- GOAL -
Copy out all of the material exactly as presented.

··· DATA IN THIS EXERCISE ···

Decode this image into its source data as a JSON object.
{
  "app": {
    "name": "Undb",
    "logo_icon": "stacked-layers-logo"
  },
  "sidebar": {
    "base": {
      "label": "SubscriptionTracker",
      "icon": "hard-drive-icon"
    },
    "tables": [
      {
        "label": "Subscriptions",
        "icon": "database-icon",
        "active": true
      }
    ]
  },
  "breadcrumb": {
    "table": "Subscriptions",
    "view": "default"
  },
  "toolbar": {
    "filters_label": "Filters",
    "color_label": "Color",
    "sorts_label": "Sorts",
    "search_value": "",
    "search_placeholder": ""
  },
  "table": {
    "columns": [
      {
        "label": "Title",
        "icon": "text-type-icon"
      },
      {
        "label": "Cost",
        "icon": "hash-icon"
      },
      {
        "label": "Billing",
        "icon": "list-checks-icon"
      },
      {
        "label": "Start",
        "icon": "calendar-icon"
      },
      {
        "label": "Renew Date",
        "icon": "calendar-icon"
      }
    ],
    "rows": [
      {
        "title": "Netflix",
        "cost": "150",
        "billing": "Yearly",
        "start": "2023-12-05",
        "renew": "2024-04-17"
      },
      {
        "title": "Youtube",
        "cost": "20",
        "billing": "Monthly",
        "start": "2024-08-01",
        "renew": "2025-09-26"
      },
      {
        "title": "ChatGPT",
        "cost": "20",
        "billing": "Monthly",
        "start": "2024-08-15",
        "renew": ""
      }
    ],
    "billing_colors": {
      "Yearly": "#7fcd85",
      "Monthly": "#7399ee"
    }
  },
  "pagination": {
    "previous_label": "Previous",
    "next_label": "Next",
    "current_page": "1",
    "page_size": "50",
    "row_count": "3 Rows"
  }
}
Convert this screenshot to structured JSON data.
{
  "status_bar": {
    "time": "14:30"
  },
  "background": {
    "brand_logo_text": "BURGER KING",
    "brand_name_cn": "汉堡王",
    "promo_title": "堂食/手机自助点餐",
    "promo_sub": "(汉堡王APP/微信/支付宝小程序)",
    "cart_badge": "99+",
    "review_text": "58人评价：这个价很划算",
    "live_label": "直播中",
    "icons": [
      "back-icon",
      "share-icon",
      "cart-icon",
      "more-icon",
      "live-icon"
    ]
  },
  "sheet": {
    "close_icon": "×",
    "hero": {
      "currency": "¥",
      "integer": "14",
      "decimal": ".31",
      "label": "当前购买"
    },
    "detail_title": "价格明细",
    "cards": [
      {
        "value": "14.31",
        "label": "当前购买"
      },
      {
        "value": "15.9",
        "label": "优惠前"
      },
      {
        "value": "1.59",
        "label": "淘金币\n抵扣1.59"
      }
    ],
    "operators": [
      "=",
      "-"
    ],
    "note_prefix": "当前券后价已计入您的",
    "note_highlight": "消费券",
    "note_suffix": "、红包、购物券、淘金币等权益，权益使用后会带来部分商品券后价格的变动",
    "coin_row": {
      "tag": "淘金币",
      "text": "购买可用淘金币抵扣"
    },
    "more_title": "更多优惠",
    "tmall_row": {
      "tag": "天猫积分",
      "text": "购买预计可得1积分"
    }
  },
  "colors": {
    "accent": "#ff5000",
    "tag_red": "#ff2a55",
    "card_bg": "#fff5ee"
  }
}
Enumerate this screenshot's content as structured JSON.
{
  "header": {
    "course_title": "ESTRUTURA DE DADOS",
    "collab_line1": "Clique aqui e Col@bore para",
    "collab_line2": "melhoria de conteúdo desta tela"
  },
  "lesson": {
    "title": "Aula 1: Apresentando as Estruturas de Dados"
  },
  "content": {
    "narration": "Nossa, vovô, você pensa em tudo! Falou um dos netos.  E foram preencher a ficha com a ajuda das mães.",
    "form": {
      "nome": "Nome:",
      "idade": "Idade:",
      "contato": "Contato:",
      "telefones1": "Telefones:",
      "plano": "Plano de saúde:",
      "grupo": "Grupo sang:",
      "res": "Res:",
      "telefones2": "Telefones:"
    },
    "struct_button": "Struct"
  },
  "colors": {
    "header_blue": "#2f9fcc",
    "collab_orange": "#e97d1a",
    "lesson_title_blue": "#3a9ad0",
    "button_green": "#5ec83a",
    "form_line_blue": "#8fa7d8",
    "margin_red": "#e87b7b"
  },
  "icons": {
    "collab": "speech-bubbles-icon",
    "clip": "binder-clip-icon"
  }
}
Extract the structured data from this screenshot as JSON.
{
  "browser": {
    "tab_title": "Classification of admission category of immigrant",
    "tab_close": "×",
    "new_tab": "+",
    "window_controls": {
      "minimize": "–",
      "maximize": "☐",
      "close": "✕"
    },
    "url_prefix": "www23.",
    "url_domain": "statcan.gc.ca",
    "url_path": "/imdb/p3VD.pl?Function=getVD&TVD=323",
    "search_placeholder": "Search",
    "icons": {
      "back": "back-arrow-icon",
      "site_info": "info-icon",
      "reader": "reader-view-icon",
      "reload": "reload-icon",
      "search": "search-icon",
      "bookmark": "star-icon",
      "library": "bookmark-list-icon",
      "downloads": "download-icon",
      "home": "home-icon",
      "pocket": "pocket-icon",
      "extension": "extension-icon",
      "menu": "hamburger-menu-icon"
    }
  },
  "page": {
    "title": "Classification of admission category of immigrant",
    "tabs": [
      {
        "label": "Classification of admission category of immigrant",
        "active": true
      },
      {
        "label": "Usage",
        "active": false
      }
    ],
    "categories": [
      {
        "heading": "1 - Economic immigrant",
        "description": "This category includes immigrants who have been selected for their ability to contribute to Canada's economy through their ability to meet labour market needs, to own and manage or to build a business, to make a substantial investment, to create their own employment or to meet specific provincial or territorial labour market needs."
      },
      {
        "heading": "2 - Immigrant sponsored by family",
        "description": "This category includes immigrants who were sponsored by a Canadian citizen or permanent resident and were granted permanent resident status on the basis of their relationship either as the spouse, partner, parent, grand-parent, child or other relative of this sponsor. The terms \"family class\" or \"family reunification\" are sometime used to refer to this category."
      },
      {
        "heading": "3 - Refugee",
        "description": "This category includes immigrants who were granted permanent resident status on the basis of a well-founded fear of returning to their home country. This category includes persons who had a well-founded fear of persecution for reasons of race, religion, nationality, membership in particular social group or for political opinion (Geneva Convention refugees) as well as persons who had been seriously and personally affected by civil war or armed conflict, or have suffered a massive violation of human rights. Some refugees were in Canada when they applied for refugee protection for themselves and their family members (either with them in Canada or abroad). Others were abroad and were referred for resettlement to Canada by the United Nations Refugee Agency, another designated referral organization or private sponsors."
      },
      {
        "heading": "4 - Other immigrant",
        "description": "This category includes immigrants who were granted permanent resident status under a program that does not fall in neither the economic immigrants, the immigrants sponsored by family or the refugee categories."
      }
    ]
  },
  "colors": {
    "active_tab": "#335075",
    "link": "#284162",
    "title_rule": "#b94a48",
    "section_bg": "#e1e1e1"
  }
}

···

- EXERCISE RESPONSE -
Decode this image into its source data as a JSON object.
{
  "app": {
    "name": "Undb",
    "logo_icon": "stacked-layers-logo"
  },
  "sidebar": {
    "base": {
      "label": "SubscriptionTracker",
      "icon": "hard-drive-icon"
    },
    "tables": [
      {
        "label": "Subscriptions",
        "icon": "database-icon",
        "active": true
      }
    ]
  },
  "breadcrumb": {
    "table": "Subscriptions",
    "view": "default"
  },
  "toolbar": {
    "filters_label": "Filters",
    "color_label": "Color",
    "sorts_label": "Sorts",
    "search_value": "",
    "search_placeholder": ""
  },
  "table": {
    "columns": [
      {
        "label": "Title",
        "icon": "text-type-icon"
      },
      {
        "label": "Cost",
        "icon": "hash-icon"
      },
      {
        "label": "Billing",
        "icon": "list-checks-icon"
      },
      {
        "label": "Start",
        "icon": "calendar-icon"
      },
      {
        "label": "Renew Date",
        "icon": "calendar-icon"
      }
    ],
    "rows": [
      {
        "title": "Netflix",
        "cost": "150",
        "billing": "Yearly",
        "start": "2023-12-05",
        "renew": "2024-04-17"
      },
      {
        "title": "Youtube",
        "cost": "20",
        "billing": "Monthly",
        "start": "2024-08-01",
        "renew": "2025-09-26"
      },
      {
        "title": "ChatGPT",
        "cost": "20",
        "billing": "Monthly",
        "start": "2024-08-15",
        "renew": ""
      }
    ],
    "billing_colors": {
      "Yearly": "#7fcd85",
      "Monthly": "#7399ee"
    }
  },
  "pagination": {
    "previous_label": "Previous",
    "next_label": "Next",
    "current_page": "1",
    "page_size": "50",
    "row_count": "3 Rows"
  }
}
Convert this screenshot to structured JSON data.
{
  "status_bar": {
    "time": "14:30"
  },
  "background": {
    "brand_logo_text": "BURGER KING",
    "brand_name_cn": "汉堡王",
    "promo_title": "堂食/手机自助点餐",
    "promo_sub": "(汉堡王APP/微信/支付宝小程序)",
    "cart_badge": "99+",
    "review_text": "58人评价：这个价很划算",
    "live_label": "直播中",
    "icons": [
      "back-icon",
      "share-icon",
      "cart-icon",
      "more-icon",
      "live-icon"
    ]
  },
  "sheet": {
    "close_icon": "×",
    "hero": {
      "currency": "¥",
      "integer": "14",
      "decimal": ".31",
      "label": "当前购买"
    },
    "detail_title": "价格明细",
    "cards": [
      {
        "value": "14.31",
        "label": "当前购买"
      },
      {
        "value": "15.9",
        "label": "优惠前"
      },
      {
        "value": "1.59",
        "label": "淘金币\n抵扣1.59"
      }
    ],
    "operators": [
      "=",
      "-"
    ],
    "note_prefix": "当前券后价已计入您的",
    "note_highlight": "消费券",
    "note_suffix": "、红包、购物券、淘金币等权益，权益使用后会带来部分商品券后价格的变动",
    "coin_row": {
      "tag": "淘金币",
      "text": "购买可用淘金币抵扣"
    },
    "more_title": "更多优惠",
    "tmall_row": {
      "tag": "天猫积分",
      "text": "购买预计可得1积分"
    }
  },
  "colors": {
    "accent": "#ff5000",
    "tag_red": "#ff2a55",
    "card_bg": "#fff5ee"
  }
}
Enumerate this screenshot's content as structured JSON.
{
  "header": {
    "course_title": "ESTRUTURA DE DADOS",
    "collab_line1": "Clique aqui e Col@bore para",
    "collab_line2": "melhoria de conteúdo desta tela"
  },
  "lesson": {
    "title": "Aula 1: Apresentando as Estruturas de Dados"
  },
  "content": {
    "narration": "Nossa, vovô, você pensa em tudo! Falou um dos netos.  E foram preencher a ficha com a ajuda das mães.",
    "form": {
      "nome": "Nome:",
      "idade": "Idade:",
      "contato": "Contato:",
      "telefones1": "Telefones:",
      "plano": "Plano de saúde:",
      "grupo": "Grupo sang:",
      "res": "Res:",
      "telefones2": "Telefones:"
    },
    "struct_button": "Struct"
  },
  "colors": {
    "header_blue": "#2f9fcc",
    "collab_orange": "#e97d1a",
    "lesson_title_blue": "#3a9ad0",
    "button_green": "#5ec83a",
    "form_line_blue": "#8fa7d8",
    "margin_red": "#e87b7b"
  },
  "icons": {
    "collab": "speech-bubbles-icon",
    "clip": "binder-clip-icon"
  }
}
Extract the structured data from this screenshot as JSON.
{
  "browser": {
    "tab_title": "Classification of admission category of immigrant",
    "tab_close": "×",
    "new_tab": "+",
    "window_controls": {
      "minimize": "–",
      "maximize": "☐",
      "close": "✕"
    },
    "url_prefix": "www23.",
    "url_domain": "statcan.gc.ca",
    "url_path": "/imdb/p3VD.pl?Function=getVD&TVD=323",
    "search_placeholder": "Search",
    "icons": {
      "back": "back-arrow-icon",
      "site_info": "info-icon",
      "reader": "reader-view-icon",
      "reload": "reload-icon",
      "search": "search-icon",
      "bookmark": "star-icon",
      "library": "bookmark-list-icon",
      "downloads": "download-icon",
      "home": "home-icon",
      "pocket": "pocket-icon",
      "extension": "extension-icon",
      "menu": "hamburger-menu-icon"
    }
  },
  "page": {
    "title": "Classification of admission category of immigrant",
    "tabs": [
      {
        "label": "Classification of admission category of immigrant",
        "active": true
      },
      {
        "label": "Usage",
        "active": false
      }
    ],
    "categories": [
      {
        "heading": "1 - Economic immigrant",
        "description": "This category includes immigrants who have been selected for their ability to contribute to Canada's economy through their ability to meet labour market needs, to own and manage or to build a business, to make a substantial investment, to create their own employment or to meet specific provincial or territorial labour market needs."
      },
      {
        "heading": "2 - Immigrant sponsored by family",
        "description": "This category includes immigrants who were sponsored by a Canadian citizen or permanent resident and were granted permanent resident status on the basis of their relationship either as the spouse, partner, parent, grand-parent, child or other relative of this sponsor. The terms \"family class\" or \"family reunification\" are sometime used to refer to this category."
      },
      {
        "heading": "3 - Refugee",
        "description": "This category includes immigrants who were granted permanent resident status on the basis of a well-founded fear of returning to their home country. This category includes persons who had a well-founded fear of persecution for reasons of race, religion, nationality, membership in particular social group or for political opinion (Geneva Convention refugees) as well as persons who had been seriously and personally affected by civil war or armed conflict, or have suffered a massive violation of human rights. Some refugees were in Canada when they applied for refugee protection for themselves and their family members (either with them in Canada or abroad). Others were abroad and were referred for resettlement to Canada by the United Nations Refugee Agency, another designated referral organization or private sponsors."
      },
      {
        "heading": "4 - Other immigrant",
        "description": "This category includes immigrants who were granted permanent resident status under a program that does not fall in neither the economic immigrants, the immigrants sponsored by family or the refugee categories."
      }
    ]
  },
  "colors": {
    "active_tab": "#335075",
    "link": "#284162",
    "title_rule": "#b94a48",
    "section_bg": "#e1e1e1"
  }
}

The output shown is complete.